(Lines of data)
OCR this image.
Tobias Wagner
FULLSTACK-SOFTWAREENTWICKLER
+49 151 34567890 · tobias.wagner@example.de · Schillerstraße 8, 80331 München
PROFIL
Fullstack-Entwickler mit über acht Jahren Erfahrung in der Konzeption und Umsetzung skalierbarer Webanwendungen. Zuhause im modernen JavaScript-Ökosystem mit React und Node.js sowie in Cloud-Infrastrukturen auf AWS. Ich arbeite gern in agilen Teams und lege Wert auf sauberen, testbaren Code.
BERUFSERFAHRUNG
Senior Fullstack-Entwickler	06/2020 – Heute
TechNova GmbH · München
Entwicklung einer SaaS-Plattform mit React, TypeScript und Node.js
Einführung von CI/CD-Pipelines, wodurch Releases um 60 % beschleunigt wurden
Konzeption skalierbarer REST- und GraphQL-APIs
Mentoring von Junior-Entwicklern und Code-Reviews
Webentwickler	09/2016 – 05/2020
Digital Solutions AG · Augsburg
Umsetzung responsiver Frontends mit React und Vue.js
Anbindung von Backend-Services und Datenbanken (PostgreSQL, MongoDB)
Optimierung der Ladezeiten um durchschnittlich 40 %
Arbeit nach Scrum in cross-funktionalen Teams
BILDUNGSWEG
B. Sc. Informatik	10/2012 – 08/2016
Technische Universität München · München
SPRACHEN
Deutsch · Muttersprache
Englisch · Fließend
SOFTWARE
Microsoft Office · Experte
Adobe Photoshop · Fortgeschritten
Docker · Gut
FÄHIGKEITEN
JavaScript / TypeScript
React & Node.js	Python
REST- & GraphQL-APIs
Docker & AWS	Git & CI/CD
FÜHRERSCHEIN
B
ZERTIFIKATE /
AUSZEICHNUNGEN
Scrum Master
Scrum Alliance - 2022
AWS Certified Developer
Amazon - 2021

*Work to complete*
Copy out each record exactly as given, omitting none.

*Solution to the exercise*
OCR this image.
Tobias Wagner
FULLSTACK-SOFTWAREENTWICKLER
+49 151 34567890 · tobias.wagner@example.de · Schillerstraße 8, 80331 München
PROFIL
Fullstack-Entwickler mit über acht Jahren Erfahrung in der Konzeption und Umsetzung skalierbarer Webanwendungen. Zuhause im modernen JavaScript-Ökosystem mit React und Node.js sowie in Cloud-Infrastrukturen auf AWS. Ich arbeite gern in agilen Teams und lege Wert auf sauberen, testbaren Code.
BERUFSERFAHRUNG
Senior Fullstack-Entwickler	06/2020 – Heute
TechNova GmbH · München
Entwicklung einer SaaS-Plattform mit React, TypeScript und Node.js
Einführung von CI/CD-Pipelines, wodurch Releases um 60 % beschleunigt wurden
Konzeption skalierbarer REST- und GraphQL-APIs
Mentoring von Junior-Entwicklern und Code-Reviews
Webentwickler	09/2016 – 05/2020
Digital Solutions AG · Augsburg
Umsetzung responsiver Frontends mit React und Vue.js
Anbindung von Backend-Services und Datenbanken (PostgreSQL, MongoDB)
Optimierung der Ladezeiten um durchschnittlich 40 %
Arbeit nach Scrum in cross-funktionalen Teams
BILDUNGSWEG
B. Sc. Informatik	10/2012 – 08/2016
Technische Universität München · München
SPRACHEN
Deutsch · Muttersprache
Englisch · Fließend
SOFTWARE
Microsoft Office · Experte
Adobe Photoshop · Fortgeschritten
Docker · Gut
FÄHIGKEITEN
JavaScript / TypeScript
React & Node.js	Python
REST- & GraphQL-APIs
Docker & AWS	Git & CI/CD
FÜHRERSCHEIN
B
ZERTIFIKATE /
AUSZEICHNUNGEN
Scrum Master
Scrum Alliance - 2022
AWS Certified Developer
Amazon - 2021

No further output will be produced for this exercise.